▸ Instructions to follow
Count each line in which the word "dept" appears. Reply with the total and nothing more.

▸ Material provided
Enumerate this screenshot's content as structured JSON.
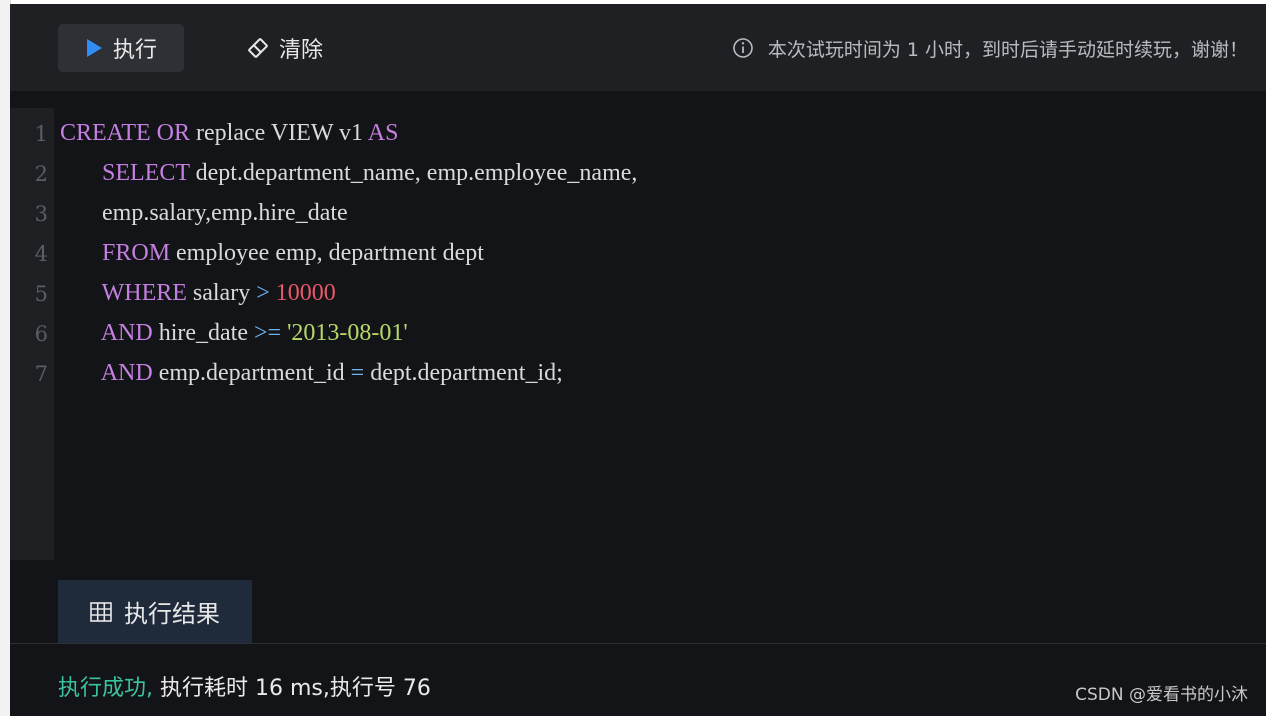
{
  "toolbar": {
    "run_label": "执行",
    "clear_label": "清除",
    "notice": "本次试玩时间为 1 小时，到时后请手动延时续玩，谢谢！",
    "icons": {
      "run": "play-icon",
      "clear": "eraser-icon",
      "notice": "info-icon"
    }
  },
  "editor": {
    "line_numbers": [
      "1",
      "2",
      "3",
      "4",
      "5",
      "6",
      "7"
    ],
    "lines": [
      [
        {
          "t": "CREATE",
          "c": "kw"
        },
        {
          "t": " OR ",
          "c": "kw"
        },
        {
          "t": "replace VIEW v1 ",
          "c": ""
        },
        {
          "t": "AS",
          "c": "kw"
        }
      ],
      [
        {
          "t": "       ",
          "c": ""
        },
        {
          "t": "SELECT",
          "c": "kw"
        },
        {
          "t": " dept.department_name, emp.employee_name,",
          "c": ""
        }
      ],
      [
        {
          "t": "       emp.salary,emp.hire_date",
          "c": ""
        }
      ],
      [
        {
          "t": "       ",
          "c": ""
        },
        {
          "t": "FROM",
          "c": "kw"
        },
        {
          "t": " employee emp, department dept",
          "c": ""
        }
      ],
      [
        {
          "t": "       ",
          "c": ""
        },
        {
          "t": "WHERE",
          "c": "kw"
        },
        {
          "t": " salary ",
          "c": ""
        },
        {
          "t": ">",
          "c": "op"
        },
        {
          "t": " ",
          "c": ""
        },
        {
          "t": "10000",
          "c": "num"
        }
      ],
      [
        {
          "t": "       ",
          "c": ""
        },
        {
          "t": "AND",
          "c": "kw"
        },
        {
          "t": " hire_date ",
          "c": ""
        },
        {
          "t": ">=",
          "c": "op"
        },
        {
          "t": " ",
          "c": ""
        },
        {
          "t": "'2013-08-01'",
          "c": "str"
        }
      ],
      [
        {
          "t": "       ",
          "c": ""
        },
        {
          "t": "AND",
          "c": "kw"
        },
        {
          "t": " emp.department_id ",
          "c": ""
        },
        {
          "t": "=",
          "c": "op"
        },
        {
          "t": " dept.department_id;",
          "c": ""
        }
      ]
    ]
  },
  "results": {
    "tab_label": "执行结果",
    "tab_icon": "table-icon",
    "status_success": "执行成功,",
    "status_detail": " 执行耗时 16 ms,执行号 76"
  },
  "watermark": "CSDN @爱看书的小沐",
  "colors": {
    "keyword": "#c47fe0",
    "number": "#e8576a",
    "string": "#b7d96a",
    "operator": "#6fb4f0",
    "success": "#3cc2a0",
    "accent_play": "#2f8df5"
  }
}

▸ Final result
3